- Task goal:
Copy out all lines of the records in which the word "SensorID" appears.

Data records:
::::::::::

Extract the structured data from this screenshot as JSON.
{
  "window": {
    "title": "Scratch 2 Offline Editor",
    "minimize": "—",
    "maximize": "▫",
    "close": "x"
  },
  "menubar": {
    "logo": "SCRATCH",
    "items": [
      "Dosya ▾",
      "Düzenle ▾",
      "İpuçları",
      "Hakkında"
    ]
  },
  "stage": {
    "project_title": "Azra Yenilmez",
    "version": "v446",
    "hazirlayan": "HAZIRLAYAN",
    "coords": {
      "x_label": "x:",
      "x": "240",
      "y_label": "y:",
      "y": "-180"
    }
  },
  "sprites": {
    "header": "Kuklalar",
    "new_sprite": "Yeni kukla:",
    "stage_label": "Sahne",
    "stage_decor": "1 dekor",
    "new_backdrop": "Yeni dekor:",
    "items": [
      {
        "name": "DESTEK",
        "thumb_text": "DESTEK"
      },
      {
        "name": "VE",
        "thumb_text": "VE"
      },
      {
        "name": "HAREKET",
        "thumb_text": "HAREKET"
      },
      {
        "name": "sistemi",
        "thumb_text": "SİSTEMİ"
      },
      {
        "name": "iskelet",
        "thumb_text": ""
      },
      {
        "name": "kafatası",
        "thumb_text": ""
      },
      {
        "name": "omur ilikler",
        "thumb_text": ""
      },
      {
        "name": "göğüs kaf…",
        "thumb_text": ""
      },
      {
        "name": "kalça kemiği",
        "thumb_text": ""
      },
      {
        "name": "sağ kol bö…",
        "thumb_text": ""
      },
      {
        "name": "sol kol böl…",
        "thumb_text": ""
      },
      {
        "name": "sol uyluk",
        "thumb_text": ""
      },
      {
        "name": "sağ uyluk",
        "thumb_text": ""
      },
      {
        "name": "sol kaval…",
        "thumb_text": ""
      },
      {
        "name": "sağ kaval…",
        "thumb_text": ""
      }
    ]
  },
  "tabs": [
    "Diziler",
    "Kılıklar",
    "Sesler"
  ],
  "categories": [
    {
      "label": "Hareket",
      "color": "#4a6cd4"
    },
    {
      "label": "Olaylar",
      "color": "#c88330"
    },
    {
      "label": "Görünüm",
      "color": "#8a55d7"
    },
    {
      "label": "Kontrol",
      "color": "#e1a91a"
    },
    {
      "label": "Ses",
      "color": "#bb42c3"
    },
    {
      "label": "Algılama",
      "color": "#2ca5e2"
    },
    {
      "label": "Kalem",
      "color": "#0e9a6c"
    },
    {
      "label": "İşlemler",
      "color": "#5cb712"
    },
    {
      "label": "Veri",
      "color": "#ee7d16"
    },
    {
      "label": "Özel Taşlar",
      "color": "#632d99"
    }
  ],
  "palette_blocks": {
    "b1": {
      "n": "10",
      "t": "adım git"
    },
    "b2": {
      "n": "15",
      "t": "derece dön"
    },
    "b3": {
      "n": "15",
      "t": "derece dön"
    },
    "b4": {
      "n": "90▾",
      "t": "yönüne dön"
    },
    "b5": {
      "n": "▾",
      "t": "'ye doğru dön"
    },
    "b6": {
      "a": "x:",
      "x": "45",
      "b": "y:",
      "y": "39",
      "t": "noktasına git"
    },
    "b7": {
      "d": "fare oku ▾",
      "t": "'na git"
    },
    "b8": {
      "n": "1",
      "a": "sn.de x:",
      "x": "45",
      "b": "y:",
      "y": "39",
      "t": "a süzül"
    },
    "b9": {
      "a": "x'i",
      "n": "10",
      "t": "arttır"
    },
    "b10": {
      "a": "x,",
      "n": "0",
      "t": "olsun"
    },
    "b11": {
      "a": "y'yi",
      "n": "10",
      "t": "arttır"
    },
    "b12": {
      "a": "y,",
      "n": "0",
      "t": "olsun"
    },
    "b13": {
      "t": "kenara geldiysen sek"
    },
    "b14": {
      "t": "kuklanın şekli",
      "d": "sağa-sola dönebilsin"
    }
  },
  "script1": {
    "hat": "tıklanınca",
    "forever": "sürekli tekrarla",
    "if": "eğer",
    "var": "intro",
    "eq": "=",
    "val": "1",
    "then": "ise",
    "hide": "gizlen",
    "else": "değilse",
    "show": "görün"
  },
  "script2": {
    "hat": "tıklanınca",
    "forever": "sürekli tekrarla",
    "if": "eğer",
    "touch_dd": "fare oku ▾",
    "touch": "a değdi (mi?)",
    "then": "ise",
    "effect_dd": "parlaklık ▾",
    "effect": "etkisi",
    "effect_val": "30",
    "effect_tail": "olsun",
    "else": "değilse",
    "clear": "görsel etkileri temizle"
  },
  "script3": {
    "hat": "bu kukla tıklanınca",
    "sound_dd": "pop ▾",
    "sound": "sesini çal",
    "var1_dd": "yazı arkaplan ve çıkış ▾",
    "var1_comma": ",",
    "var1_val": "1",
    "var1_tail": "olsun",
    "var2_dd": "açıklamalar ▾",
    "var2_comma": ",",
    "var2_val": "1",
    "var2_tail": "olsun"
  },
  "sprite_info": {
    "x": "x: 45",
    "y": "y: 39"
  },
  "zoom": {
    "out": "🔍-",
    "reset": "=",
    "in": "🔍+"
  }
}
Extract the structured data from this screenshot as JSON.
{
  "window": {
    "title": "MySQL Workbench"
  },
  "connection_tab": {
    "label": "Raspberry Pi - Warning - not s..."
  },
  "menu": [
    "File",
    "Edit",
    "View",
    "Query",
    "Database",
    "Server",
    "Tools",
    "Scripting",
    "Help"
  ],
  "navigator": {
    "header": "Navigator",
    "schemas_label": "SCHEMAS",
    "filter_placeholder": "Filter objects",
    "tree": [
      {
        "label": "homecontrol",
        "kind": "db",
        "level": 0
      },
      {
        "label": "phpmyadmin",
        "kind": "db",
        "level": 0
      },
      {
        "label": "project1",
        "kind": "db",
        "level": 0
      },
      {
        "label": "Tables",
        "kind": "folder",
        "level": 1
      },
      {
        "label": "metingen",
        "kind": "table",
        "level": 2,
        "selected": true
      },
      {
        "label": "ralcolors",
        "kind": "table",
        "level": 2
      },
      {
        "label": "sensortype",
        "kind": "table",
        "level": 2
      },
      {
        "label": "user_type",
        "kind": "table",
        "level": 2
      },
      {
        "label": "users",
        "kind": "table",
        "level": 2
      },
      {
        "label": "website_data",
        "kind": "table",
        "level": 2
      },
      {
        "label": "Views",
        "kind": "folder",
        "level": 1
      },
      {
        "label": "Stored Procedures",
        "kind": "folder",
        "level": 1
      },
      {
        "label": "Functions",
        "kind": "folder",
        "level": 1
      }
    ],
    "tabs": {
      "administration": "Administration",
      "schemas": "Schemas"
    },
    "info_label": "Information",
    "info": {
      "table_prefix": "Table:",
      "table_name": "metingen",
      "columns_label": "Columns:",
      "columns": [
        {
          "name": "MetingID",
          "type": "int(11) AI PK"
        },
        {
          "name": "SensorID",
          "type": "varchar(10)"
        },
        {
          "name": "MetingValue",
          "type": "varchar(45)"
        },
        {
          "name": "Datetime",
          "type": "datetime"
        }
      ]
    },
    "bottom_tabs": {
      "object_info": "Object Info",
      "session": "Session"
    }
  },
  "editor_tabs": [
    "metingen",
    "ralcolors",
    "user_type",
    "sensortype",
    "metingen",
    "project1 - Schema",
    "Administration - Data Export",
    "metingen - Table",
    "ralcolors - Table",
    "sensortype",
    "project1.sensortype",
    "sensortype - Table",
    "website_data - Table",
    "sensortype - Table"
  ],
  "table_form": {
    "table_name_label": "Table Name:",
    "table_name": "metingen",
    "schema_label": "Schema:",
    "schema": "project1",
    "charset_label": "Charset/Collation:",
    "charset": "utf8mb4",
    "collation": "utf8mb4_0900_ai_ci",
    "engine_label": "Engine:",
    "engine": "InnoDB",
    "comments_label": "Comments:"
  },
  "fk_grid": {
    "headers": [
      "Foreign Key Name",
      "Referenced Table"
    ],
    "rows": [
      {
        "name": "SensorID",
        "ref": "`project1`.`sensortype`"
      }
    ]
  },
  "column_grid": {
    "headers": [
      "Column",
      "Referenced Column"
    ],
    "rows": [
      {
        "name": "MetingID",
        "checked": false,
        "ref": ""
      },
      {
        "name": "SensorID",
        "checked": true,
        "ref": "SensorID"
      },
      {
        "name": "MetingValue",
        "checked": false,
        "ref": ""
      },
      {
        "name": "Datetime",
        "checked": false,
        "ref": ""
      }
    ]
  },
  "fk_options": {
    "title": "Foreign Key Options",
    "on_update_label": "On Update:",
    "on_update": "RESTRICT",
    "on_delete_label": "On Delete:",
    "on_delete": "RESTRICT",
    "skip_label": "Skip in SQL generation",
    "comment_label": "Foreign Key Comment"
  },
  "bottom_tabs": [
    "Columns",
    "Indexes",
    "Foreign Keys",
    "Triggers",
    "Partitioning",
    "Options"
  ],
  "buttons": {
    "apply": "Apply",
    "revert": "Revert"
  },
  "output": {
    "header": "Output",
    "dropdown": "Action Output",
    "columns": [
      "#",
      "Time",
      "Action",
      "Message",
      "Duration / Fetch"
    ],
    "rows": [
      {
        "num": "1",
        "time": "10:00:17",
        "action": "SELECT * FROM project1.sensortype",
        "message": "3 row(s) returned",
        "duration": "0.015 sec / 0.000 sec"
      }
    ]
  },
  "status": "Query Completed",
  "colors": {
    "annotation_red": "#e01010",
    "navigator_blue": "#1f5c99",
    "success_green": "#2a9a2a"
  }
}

::::::::::

- Solution:
          "name": "SensorID",
        "name": "SensorID",
        "name": "SensorID",
        "ref": "SensorID"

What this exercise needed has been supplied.